Goal of the exercise: Search the entries below. Return every line that has "cuerpo" in it.

··········

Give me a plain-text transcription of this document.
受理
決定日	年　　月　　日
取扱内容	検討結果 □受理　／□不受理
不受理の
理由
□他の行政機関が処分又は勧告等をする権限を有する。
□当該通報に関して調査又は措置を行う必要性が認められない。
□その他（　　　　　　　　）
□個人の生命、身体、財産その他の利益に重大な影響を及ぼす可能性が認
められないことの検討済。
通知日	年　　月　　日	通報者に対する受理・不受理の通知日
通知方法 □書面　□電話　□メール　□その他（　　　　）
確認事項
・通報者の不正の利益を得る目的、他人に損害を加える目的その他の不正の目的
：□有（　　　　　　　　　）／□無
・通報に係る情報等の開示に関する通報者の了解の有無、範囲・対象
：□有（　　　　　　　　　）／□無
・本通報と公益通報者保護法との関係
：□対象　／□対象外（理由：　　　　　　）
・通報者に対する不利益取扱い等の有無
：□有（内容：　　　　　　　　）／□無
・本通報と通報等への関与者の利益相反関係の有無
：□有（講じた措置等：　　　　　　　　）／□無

··········

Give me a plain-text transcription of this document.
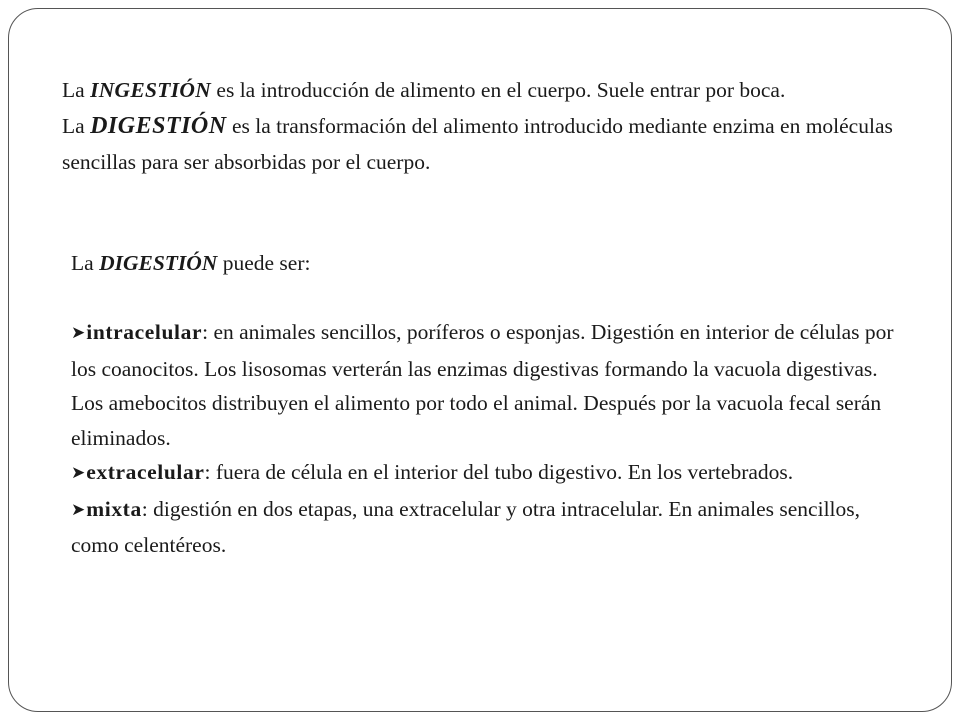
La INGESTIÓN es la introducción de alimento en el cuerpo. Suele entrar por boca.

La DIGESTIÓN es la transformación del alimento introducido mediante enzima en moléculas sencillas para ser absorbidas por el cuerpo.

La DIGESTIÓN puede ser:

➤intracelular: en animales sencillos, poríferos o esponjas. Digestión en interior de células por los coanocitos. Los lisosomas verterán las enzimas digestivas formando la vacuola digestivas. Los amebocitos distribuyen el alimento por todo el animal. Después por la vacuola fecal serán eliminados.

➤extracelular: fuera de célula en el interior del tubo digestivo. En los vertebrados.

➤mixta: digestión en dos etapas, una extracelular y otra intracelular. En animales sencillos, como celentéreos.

··········

Exercise response:
La INGESTIÓN es la introducción de alimento en el cuerpo. Suele entrar por boca.
La DIGESTIÓN es la transformación del alimento introducido mediante enzima en moléculas sencillas para ser absorbidas por el cuerpo.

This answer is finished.